(Element box annotations)

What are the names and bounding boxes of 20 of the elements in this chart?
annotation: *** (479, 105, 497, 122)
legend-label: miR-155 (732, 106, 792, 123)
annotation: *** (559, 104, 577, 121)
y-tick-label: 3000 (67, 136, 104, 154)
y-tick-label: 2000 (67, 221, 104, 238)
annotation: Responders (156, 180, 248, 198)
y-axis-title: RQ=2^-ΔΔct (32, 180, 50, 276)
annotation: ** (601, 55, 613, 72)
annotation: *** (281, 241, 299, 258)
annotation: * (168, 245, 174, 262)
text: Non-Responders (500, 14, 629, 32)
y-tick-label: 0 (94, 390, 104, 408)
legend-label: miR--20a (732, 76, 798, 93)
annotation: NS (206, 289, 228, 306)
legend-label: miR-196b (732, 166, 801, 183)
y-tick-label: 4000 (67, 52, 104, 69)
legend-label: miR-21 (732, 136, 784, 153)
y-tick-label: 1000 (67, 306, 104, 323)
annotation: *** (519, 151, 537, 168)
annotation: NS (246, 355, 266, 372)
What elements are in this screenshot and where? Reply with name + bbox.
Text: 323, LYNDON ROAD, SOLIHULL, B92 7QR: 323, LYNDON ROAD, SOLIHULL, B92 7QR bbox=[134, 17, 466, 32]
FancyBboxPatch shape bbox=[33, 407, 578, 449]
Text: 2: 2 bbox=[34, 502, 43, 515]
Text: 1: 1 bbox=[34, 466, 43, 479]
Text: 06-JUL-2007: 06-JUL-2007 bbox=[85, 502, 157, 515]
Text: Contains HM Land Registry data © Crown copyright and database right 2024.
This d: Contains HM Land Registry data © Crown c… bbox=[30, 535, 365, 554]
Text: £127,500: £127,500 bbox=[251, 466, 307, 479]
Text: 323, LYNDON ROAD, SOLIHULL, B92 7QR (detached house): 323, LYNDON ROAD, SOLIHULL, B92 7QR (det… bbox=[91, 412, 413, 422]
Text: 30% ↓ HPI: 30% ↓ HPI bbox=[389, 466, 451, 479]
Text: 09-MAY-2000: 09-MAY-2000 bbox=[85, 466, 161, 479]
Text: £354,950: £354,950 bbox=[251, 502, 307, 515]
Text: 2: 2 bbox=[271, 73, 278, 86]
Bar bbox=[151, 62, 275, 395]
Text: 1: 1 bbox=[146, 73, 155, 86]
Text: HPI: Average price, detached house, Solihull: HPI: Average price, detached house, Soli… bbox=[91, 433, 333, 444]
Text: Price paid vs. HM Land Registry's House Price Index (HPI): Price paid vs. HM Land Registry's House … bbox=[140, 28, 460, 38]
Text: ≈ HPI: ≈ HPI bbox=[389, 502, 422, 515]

Given task
Rewrite all of the records above as a single numbered list with one line per item, and leave out any blank lines.

Final result
1. What are the names and bounding boxes of 20 of the elements in this chart?
2. annotation: *** (479, 105, 497, 122)
3. legend-label: miR-155 (732, 106, 792, 123)
4. annotation: *** (559, 104, 577, 121)
5. y-tick-label: 3000 (67, 136, 104, 154)
6. y-tick-label: 2000 (67, 221, 104, 238)
7. annotation: Responders (156, 180, 248, 198)
8. y-axis-title: RQ=2^-ΔΔct (32, 180, 50, 276)
9. annotation: ** (601, 55, 613, 72)
10. annotation: *** (281, 241, 299, 258)
11. annotation: * (168, 245, 174, 262)
12. text: Non-Responders (500, 14, 629, 32)
13. y-tick-label: 0 (94, 390, 104, 408)
14. legend-label: miR--20a (732, 76, 798, 93)
15. annotation: NS (206, 289, 228, 306)
16. legend-label: miR-196b (732, 166, 801, 183)
17. y-tick-label: 4000 (67, 52, 104, 69)
18. legend-label: miR-21 (732, 136, 784, 153)
19. y-tick-label: 1000 (67, 306, 104, 323)
20. annotation: *** (519, 151, 537, 168)
21. annotation: NS (246, 355, 266, 372)
22. What elements are in this screenshot and where? Reply with name + bbox.
23. Text: 323, LYNDON ROAD, SOLIHULL, B92 7QR: 323, LYNDON ROAD, SOLIHULL, B92 7QR bbox=[134, 17, 466, 32]
24. FancyBboxPatch shape bbox=[33, 407, 578, 449]
25. Text: 2: 2 bbox=[34, 502, 43, 515]
26. Text: 1: 1 bbox=[34, 466, 43, 479]
27. Text: 06-JUL-2007: 06-JUL-2007 bbox=[85, 502, 157, 515]
28. Text: Contains HM Land Registry data © Crown copyright and database right 2024.
29. This d: Contains HM Land Registry data © Crown c… bbox=[30, 535, 365, 554]
30. Text: £127,500: £127,500 bbox=[251, 466, 307, 479]
31. Text: 323, LYNDON ROAD, SOLIHULL, B92 7QR (detached house): 323, LYNDON ROAD, SOLIHULL, B92 7QR (det… bbox=[91, 412, 413, 422]
32. Text: 30% ↓ HPI: 30% ↓ HPI bbox=[389, 466, 451, 479]
33. Text: 09-MAY-2000: 09-MAY-2000 bbox=[85, 466, 161, 479]
34. Text: £354,950: £354,950 bbox=[251, 502, 307, 515]
35. Text: 2: 2 bbox=[271, 73, 278, 86]
36. Bar bbox=[151, 62, 275, 395]
37. Text: 1: 1 bbox=[146, 73, 155, 86]
38. Text: HPI: Average price, detached house, Solihull: HPI: Average price, detached house, Soli… bbox=[91, 433, 333, 444]
39. Text: Price paid vs. HM Land Registry's House Price Index (HPI): Price paid vs. HM Land Registry's House … bbox=[140, 28, 460, 38]
40. Text: ≈ HPI: ≈ HPI bbox=[389, 502, 422, 515]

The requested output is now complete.